_Task to complete_
Transcribe every row below character for character, keeping each on its own line in the original order.

_Supplied records_
◇ ◇ ◇ ◇

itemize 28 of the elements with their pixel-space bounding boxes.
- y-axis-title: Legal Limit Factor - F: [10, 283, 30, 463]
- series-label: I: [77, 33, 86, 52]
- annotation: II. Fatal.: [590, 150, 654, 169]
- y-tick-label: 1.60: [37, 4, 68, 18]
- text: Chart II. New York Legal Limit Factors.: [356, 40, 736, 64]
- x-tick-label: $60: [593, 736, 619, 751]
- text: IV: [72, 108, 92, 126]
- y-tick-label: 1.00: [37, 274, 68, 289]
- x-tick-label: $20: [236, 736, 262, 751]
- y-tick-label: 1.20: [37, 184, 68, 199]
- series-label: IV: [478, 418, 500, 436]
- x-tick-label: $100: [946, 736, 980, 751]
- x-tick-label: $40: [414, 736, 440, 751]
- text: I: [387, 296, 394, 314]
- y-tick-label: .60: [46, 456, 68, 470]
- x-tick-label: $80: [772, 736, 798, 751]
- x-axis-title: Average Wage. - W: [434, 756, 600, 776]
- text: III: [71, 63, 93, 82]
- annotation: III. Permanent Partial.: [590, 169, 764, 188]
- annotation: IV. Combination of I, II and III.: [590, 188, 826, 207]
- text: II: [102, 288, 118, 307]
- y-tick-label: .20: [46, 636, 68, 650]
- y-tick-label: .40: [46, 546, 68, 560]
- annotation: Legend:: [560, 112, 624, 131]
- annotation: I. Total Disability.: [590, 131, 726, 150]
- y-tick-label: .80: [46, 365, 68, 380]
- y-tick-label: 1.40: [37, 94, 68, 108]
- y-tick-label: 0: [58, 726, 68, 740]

◇ ◇ ◇ ◇

_Task result_
itemize 28 of the elements with their pixel-space bounding boxes.
- y-axis-title: Legal Limit Factor - F: [10, 283, 30, 463]
- series-label: I: [77, 33, 86, 52]
- annotation: II. Fatal.: [590, 150, 654, 169]
- y-tick-label: 1.60: [37, 4, 68, 18]
- text: Chart II. New York Legal Limit Factors.: [356, 40, 736, 64]
- x-tick-label: $60: [593, 736, 619, 751]
- text: IV: [72, 108, 92, 126]
- y-tick-label: 1.00: [37, 274, 68, 289]
- x-tick-label: $20: [236, 736, 262, 751]
- y-tick-label: 1.20: [37, 184, 68, 199]
- series-label: IV: [478, 418, 500, 436]
- x-tick-label: $100: [946, 736, 980, 751]
- x-tick-label: $40: [414, 736, 440, 751]
- text: I: [387, 296, 394, 314]
- y-tick-label: .60: [46, 456, 68, 470]
- x-tick-label: $80: [772, 736, 798, 751]
- x-axis-title: Average Wage. - W: [434, 756, 600, 776]
- text: III: [71, 63, 93, 82]
- annotation: III. Permanent Partial.: [590, 169, 764, 188]
- annotation: IV. Combination of I, II and III.: [590, 188, 826, 207]
- text: II: [102, 288, 118, 307]
- y-tick-label: .20: [46, 636, 68, 650]
- y-tick-label: .40: [46, 546, 68, 560]
- annotation: Legend:: [560, 112, 624, 131]
- annotation: I. Total Disability.: [590, 131, 726, 150]
- y-tick-label: .80: [46, 365, 68, 380]
- y-tick-label: 1.40: [37, 94, 68, 108]
- y-tick-label: 0: [58, 726, 68, 740]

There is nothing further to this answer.